=== WHAT IS BEING ASKED ===
The records below must be transcribed exactly. Do not include the pictures.

=== ENTRIES ===
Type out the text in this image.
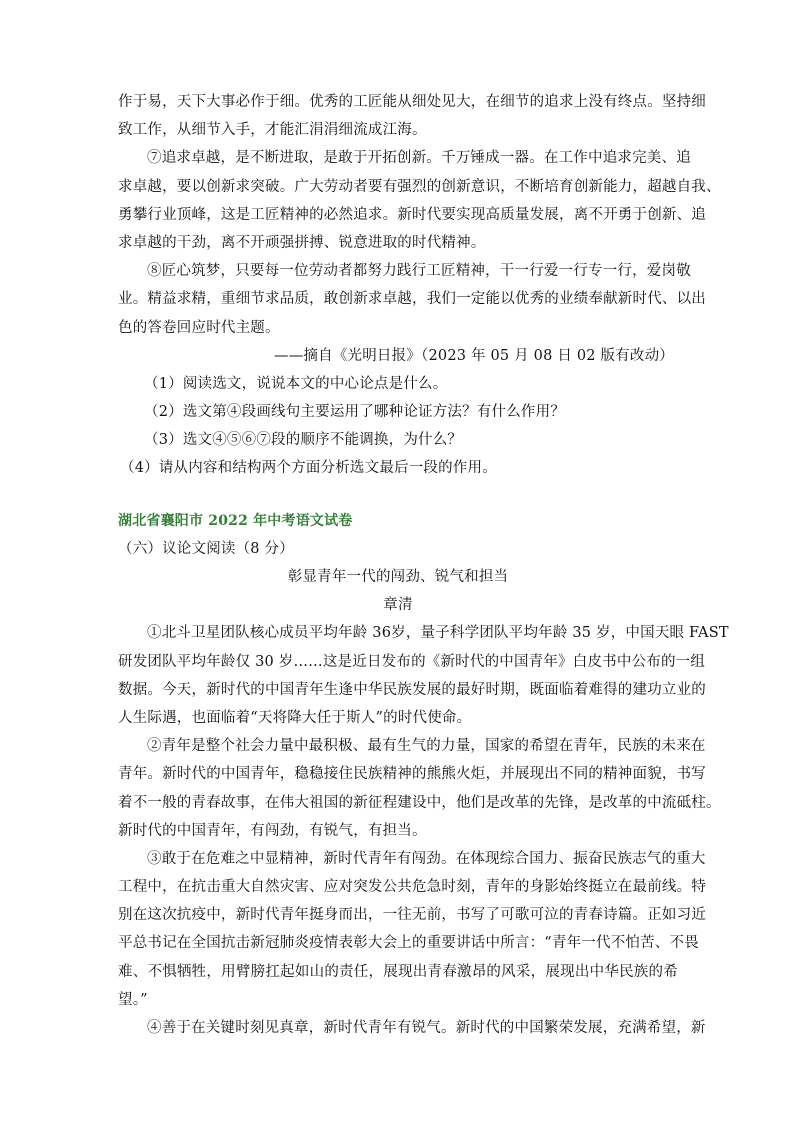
作于易，天下大事必作于细。优秀的工匠能从细处见大，在细节的追求上没有终点。坚持细
致工作，从细节入手，才能汇涓涓细流成江海。
⑦追求卓越，是不断进取，是敢于开拓创新。千万锤成一器。在工作中追求完美、追
求卓越，要以创新求突破。广大劳动者要有强烈的创新意识，不断培育创新能力，超越自我、
勇攀行业顶峰，这是工匠精神的必然追求。新时代要实现高质量发展，离不开勇于创新、追
求卓越的干劲，离不开顽强拼搏、锐意进取的时代精神。
⑧匠心筑梦，只要每一位劳动者都努力践行工匠精神，干一行爱一行专一行，爱岗敬
业。精益求精，重细节求品质，敢创新求卓越，我们一定能以优秀的业绩奉献新时代、以出
色的答卷回应时代主题。
——摘自《光明日报》（2023 年 05 月 08 日 02 版有改动）
（1）阅读选文，说说本文的中心论点是什么。
（2）选文第④段画线句主要运用了哪种论证方法？有什么作用？
（3）选文④⑤⑥⑦段的顺序不能调换，为什么？
（4）请从内容和结构两个方面分析选文最后一段的作用。
湖北省襄阳市 2022 年中考语文试卷
（六）议论文阅读（8 分）
彰显青年一代的闯劲、锐气和担当
章清
①北斗卫星团队核心成员平均年龄 36岁，量子科学团队平均年龄 35 岁，中国天眼 FAST
研发团队平均年龄仅 30 岁……这是近日发布的《新时代的中国青年》白皮书中公布的一组
数据。今天，新时代的中国青年生逢中华民族发展的最好时期，既面临着难得的建功立业的
人生际遇，也面临着“天将降大任于斯人”的时代使命。
②青年是整个社会力量中最积极、最有生气的力量，国家的希望在青年，民族的未来在
青年。新时代的中国青年，稳稳接住民族精神的熊熊火炬，并展现出不同的精神面貌，书写
着不一般的青春故事，在伟大祖国的新征程建设中，他们是改革的先锋，是改革的中流砥柱。
新时代的中国青年，有闯劲，有锐气，有担当。
③敢于在危难之中显精神，新时代青年有闯劲。在体现综合国力、振奋民族志气的重大
工程中，在抗击重大自然灾害、应对突发公共危急时刻，青年的身影始终挺立在最前线。特
别在这次抗疫中，新时代青年挺身而出，一往无前，书写了可歌可泣的青春诗篇。正如习近
平总书记在全国抗击新冠肺炎疫情表彰大会上的重要讲话中所言：“青年一代不怕苦、不畏
难、不惧牺牲，用臂膀扛起如山的责任，展现出青春激昂的风采，展现出中华民族的希
望。”
④善于在关键时刻见真章，新时代青年有锐气。新时代的中国繁荣发展，充满希望，新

=== WRITTEN SOLUTION ===
Type out the text in this image.
作于易，天下大事必作于细。优秀的工匠能从细处见大，在细节的追求上没有终点。坚持细
致工作，从细节入手，才能汇涓涓细流成江海。
⑦追求卓越，是不断进取，是敢于开拓创新。千万锤成一器。在工作中追求完美、追
求卓越，要以创新求突破。广大劳动者要有强烈的创新意识，不断培育创新能力，超越自我、
勇攀行业顶峰，这是工匠精神的必然追求。新时代要实现高质量发展，离不开勇于创新、追
求卓越的干劲，离不开顽强拼搏、锐意进取的时代精神。
⑧匠心筑梦，只要每一位劳动者都努力践行工匠精神，干一行爱一行专一行，爱岗敬
业。精益求精，重细节求品质，敢创新求卓越，我们一定能以优秀的业绩奉献新时代、以出
色的答卷回应时代主题。
——摘自《光明日报》（2023 年 05 月 08 日 02 版有改动）
（1）阅读选文，说说本文的中心论点是什么。
（2）选文第④段画线句主要运用了哪种论证方法？有什么作用？
（3）选文④⑤⑥⑦段的顺序不能调换，为什么？
（4）请从内容和结构两个方面分析选文最后一段的作用。
湖北省襄阳市 2022 年中考语文试卷
（六）议论文阅读（8 分）
彰显青年一代的闯劲、锐气和担当
章清
①北斗卫星团队核心成员平均年龄 36岁，量子科学团队平均年龄 35 岁，中国天眼 FAST
研发团队平均年龄仅 30 岁……这是近日发布的《新时代的中国青年》白皮书中公布的一组
数据。今天，新时代的中国青年生逢中华民族发展的最好时期，既面临着难得的建功立业的
人生际遇，也面临着“天将降大任于斯人”的时代使命。
②青年是整个社会力量中最积极、最有生气的力量，国家的希望在青年，民族的未来在
青年。新时代的中国青年，稳稳接住民族精神的熊熊火炬，并展现出不同的精神面貌，书写
着不一般的青春故事，在伟大祖国的新征程建设中，他们是改革的先锋，是改革的中流砥柱。
新时代的中国青年，有闯劲，有锐气，有担当。
③敢于在危难之中显精神，新时代青年有闯劲。在体现综合国力、振奋民族志气的重大
工程中，在抗击重大自然灾害、应对突发公共危急时刻，青年的身影始终挺立在最前线。特
别在这次抗疫中，新时代青年挺身而出，一往无前，书写了可歌可泣的青春诗篇。正如习近
平总书记在全国抗击新冠肺炎疫情表彰大会上的重要讲话中所言：“青年一代不怕苦、不畏
难、不惧牺牲，用臂膀扛起如山的责任，展现出青春激昂的风采，展现出中华民族的希
望。”
④善于在关键时刻见真章，新时代青年有锐气。新时代的中国繁荣发展，充满希望，新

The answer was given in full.